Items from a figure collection
|---|

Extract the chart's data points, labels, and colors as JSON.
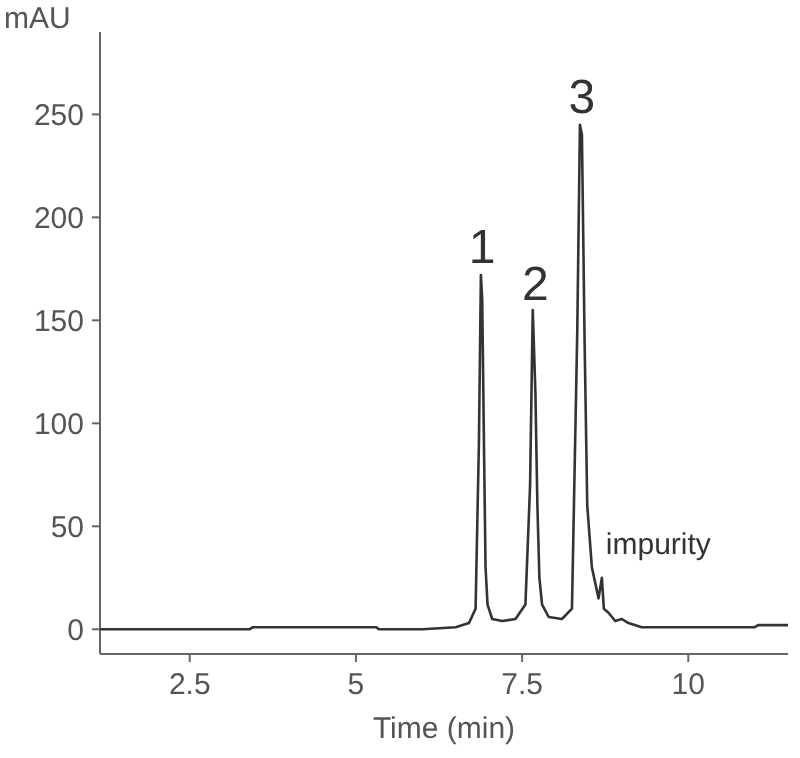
{
  "chart_data": {
    "type": "line",
    "xlabel": "Time (min)",
    "ylabel": "mAU",
    "xlim": [
      1.15,
      11.5
    ],
    "ylim": [
      -12,
      290
    ],
    "xticks": [
      2.5,
      5,
      7.5,
      10
    ],
    "yticks": [
      0,
      50,
      100,
      150,
      200,
      250
    ],
    "series": [
      {
        "color": "#333333",
        "x": [
          1.15,
          2,
          3,
          3.4,
          3.45,
          4,
          5,
          5.3,
          5.35,
          6,
          6.5,
          6.7,
          6.8,
          6.85,
          6.88,
          6.9,
          6.93,
          6.95,
          6.98,
          7.05,
          7.2,
          7.4,
          7.55,
          7.62,
          7.66,
          7.7,
          7.73,
          7.76,
          7.8,
          7.9,
          8.1,
          8.25,
          8.33,
          8.37,
          8.4,
          8.44,
          8.48,
          8.55,
          8.65,
          8.7,
          8.73,
          8.8,
          8.9,
          9.0,
          9.1,
          9.3,
          10,
          11,
          11.05,
          11.5
        ],
        "values": [
          0,
          0,
          0,
          0,
          1,
          1,
          1,
          1,
          0,
          0,
          1,
          3,
          10,
          90,
          172,
          160,
          80,
          30,
          12,
          5,
          4,
          5,
          12,
          70,
          155,
          115,
          60,
          25,
          12,
          6,
          5,
          10,
          145,
          245,
          240,
          140,
          60,
          30,
          15,
          25,
          10,
          8,
          4,
          5,
          3,
          1,
          1,
          1,
          2,
          2
        ]
      }
    ],
    "annotations": [
      {
        "text": "1",
        "x": 6.9,
        "y": 172
      },
      {
        "text": "2",
        "x": 7.7,
        "y": 154
      },
      {
        "text": "3",
        "x": 8.4,
        "y": 245
      },
      {
        "text": "impurity",
        "x": 8.7,
        "y": 25
      }
    ]
  }
}
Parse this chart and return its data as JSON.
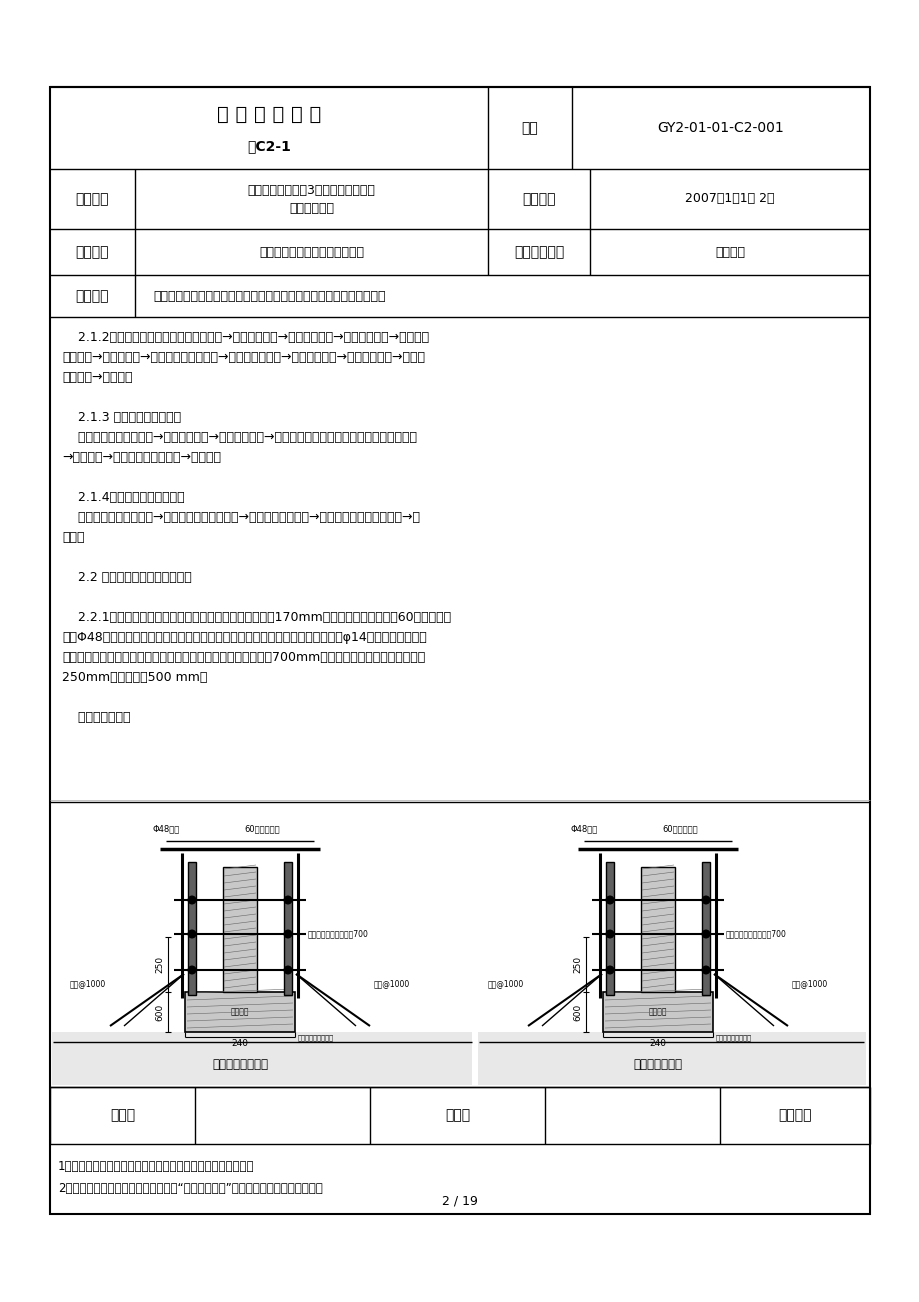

|---|

§ WHAT TO WORK ON
Leave out the pictures and restate everything else word for word.

§ RESULT FOR THIS TASK
Extract the chart's data points, labels, and colors as JSON.
{
  "chart_data": {
    "type": "line",
    "xlabel": "Time (min)",
    "ylabel": "mAU",
    "xlim": [
      1.15,
      11.5
    ],
    "ylim": [
      -12,
      290
    ],
    "xticks": [
      2.5,
      5,
      7.5,
      10
    ],
    "yticks": [
      0,
      50,
      100,
      150,
      200,
      250
    ],
    "series": [
      {
        "color": "#333333",
        "x": [
          1.15,
          2,
          3,
          3.4,
          3.45,
          4,
          5,
          5.3,
          5.35,
          6,
          6.5,
          6.7,
          6.8,
          6.85,
          6.88,
          6.9,
          6.93,
          6.95,
          6.98,
          7.05,
          7.2,
          7.4,
          7.55,
          7.62,
          7.66,
          7.7,
          7.73,
          7.76,
          7.8,
          7.9,
          8.1,
          8.25,
          8.33,
          8.37,
          8.4,
          8.44,
          8.48,
          8.55,
          8.65,
          8.7,
          8.73,
          8.8,
          8.9,
          9.0,
          9.1,
          9.3,
          10,
          11,
          11.05,
          11.5
        ],
        "values": [
          0,
          0,
          0,
          0,
          1,
          1,
          1,
          1,
          0,
          0,
          1,
          3,
          10,
          90,
          172,
          160,
          80,
          30,
          12,
          5,
          4,
          5,
          12,
          70,
          155,
          115,
          60,
          25,
          12,
          6,
          5,
          10,
          145,
          245,
          240,
          140,
          60,
          30,
          15,
          25,
          10,
          8,
          4,
          5,
          3,
          1,
          1,
          1,
          2,
          2
        ]
      }
    ],
    "annotations": [
      {
        "text": "1",
        "x": 6.9,
        "y": 172
      },
      {
        "text": "2",
        "x": 7.7,
        "y": 154
      },
      {
        "text": "3",
        "x": 8.4,
        "y": 245
      },
      {
        "text": "impurity",
        "x": 8.7,
        "y": 25
      }
    ]
  }
}
Parse this chart and return its data as JSON.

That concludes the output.